=== Listed entries ===

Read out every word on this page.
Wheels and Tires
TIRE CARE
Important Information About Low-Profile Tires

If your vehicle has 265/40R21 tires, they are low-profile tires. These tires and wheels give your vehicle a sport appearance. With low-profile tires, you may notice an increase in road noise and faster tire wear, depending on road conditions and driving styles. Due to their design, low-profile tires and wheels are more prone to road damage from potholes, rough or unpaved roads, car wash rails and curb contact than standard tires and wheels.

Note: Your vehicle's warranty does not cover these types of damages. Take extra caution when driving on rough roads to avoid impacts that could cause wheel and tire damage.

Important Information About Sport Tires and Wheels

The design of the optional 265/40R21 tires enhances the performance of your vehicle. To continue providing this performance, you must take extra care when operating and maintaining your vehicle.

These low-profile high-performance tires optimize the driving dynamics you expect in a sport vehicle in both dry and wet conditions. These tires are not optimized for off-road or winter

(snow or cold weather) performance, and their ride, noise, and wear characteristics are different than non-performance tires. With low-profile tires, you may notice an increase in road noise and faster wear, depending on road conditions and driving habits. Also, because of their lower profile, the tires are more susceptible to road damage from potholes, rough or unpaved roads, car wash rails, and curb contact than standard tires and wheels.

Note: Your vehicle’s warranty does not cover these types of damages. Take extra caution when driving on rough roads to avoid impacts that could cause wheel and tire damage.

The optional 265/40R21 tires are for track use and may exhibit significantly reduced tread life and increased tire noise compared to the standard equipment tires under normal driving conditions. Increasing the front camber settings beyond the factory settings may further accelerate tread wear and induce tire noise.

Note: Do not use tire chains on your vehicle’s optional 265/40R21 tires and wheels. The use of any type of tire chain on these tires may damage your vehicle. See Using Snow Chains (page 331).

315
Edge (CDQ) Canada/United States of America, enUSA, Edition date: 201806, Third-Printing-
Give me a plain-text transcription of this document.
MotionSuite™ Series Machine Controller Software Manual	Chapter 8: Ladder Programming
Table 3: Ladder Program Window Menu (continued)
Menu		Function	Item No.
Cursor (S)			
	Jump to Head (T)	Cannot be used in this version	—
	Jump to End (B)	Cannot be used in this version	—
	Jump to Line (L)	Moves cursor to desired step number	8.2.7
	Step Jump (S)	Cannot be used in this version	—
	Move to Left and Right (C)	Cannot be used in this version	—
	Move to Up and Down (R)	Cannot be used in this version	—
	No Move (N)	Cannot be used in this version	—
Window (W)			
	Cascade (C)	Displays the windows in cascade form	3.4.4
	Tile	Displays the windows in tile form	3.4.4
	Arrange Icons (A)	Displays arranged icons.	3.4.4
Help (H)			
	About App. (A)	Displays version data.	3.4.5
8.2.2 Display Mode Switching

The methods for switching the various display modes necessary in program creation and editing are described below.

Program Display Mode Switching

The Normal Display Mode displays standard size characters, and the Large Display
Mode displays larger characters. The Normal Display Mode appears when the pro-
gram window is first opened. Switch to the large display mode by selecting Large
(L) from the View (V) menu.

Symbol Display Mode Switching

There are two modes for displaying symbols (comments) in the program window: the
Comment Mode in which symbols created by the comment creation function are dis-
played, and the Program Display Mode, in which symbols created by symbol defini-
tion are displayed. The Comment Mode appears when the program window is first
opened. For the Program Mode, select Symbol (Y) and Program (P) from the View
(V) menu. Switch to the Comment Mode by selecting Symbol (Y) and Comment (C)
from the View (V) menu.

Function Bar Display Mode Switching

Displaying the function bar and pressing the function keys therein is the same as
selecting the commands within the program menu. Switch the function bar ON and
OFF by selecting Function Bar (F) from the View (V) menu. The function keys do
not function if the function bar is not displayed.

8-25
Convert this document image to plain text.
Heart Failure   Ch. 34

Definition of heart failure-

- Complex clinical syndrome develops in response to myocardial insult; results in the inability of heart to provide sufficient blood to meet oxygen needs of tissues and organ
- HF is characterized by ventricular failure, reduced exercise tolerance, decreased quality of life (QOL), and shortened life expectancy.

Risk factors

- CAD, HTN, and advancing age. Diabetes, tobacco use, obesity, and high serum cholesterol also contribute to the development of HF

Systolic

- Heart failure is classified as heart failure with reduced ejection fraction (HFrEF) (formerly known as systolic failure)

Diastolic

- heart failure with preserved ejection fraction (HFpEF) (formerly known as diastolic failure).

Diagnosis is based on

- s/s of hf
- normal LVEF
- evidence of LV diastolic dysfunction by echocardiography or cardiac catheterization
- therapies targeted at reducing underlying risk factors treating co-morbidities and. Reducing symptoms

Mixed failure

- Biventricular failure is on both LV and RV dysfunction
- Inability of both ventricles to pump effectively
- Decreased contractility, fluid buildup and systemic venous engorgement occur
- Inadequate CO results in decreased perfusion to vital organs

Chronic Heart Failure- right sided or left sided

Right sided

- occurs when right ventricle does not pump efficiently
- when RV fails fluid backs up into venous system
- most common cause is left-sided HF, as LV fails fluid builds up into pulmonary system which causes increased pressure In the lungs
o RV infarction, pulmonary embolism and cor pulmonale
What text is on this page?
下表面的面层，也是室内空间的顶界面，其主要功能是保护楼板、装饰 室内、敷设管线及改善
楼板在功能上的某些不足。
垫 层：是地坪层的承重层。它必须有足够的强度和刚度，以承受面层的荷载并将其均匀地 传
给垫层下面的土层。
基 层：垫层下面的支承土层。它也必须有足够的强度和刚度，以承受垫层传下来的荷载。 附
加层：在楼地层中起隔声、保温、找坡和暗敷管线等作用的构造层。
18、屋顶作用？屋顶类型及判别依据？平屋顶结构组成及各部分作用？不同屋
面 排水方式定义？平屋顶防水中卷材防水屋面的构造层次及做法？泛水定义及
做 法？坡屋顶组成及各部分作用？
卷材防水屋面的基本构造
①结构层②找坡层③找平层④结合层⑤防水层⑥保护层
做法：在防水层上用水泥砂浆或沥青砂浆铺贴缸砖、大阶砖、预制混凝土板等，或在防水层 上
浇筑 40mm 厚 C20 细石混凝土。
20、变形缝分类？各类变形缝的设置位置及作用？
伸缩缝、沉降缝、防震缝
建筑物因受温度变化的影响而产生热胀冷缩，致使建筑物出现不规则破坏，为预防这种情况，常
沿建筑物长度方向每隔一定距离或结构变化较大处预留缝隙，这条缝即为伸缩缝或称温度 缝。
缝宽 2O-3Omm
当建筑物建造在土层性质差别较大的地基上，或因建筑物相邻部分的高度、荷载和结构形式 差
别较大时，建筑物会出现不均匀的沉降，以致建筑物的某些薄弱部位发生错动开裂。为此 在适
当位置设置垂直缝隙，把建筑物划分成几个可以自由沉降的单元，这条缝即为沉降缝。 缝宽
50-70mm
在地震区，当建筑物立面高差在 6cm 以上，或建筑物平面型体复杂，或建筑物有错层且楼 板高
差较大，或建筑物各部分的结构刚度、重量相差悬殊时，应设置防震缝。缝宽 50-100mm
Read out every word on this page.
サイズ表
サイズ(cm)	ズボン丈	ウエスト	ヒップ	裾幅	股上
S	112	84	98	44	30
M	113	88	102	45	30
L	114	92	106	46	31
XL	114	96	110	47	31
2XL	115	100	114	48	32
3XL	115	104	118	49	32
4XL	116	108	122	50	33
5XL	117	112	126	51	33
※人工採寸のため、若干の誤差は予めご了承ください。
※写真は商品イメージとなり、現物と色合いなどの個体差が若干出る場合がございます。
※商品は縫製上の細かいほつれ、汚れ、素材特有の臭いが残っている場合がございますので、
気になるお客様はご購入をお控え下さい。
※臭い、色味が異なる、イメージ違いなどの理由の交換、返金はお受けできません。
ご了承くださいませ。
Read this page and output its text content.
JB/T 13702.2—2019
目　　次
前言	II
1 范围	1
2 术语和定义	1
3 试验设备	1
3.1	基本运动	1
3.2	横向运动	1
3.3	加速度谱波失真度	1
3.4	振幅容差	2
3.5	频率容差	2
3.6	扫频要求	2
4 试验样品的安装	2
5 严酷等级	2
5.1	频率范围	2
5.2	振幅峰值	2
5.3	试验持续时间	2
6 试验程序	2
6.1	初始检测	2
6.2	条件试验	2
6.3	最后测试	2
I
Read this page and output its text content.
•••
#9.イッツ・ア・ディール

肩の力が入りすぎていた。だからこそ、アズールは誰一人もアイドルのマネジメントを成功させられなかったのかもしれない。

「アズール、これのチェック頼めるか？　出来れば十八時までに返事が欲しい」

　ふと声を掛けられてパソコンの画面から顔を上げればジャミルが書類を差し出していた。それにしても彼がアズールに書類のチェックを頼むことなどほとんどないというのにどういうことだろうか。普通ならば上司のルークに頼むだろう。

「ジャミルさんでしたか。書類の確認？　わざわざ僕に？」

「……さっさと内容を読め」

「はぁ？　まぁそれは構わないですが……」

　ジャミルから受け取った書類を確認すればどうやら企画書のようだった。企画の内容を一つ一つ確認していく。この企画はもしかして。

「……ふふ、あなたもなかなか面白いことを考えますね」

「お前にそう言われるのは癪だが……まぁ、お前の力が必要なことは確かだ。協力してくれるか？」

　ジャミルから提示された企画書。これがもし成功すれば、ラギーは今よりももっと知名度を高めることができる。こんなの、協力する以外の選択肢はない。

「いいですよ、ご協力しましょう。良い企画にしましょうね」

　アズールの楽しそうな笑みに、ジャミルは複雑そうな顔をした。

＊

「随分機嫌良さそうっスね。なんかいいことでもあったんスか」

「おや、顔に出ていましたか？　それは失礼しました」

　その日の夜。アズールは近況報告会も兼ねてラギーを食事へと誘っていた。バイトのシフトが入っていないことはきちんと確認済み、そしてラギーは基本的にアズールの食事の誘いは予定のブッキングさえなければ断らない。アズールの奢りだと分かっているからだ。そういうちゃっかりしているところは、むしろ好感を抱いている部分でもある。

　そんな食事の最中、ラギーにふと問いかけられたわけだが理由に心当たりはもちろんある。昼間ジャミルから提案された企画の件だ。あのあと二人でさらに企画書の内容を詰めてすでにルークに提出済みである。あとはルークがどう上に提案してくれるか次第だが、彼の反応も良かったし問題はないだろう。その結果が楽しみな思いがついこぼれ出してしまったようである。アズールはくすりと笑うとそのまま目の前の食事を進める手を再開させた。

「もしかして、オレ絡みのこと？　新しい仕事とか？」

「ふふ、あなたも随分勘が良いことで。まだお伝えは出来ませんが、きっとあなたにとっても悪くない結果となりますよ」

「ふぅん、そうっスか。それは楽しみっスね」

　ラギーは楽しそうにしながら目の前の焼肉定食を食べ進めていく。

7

===

Exercise objective: Write out each line of the data that holds the string "venous".

Solution to this task:
- Decreased contractility, fluid buildup and systemic venous engorgement occur
- when RV fails fluid backs up into venous system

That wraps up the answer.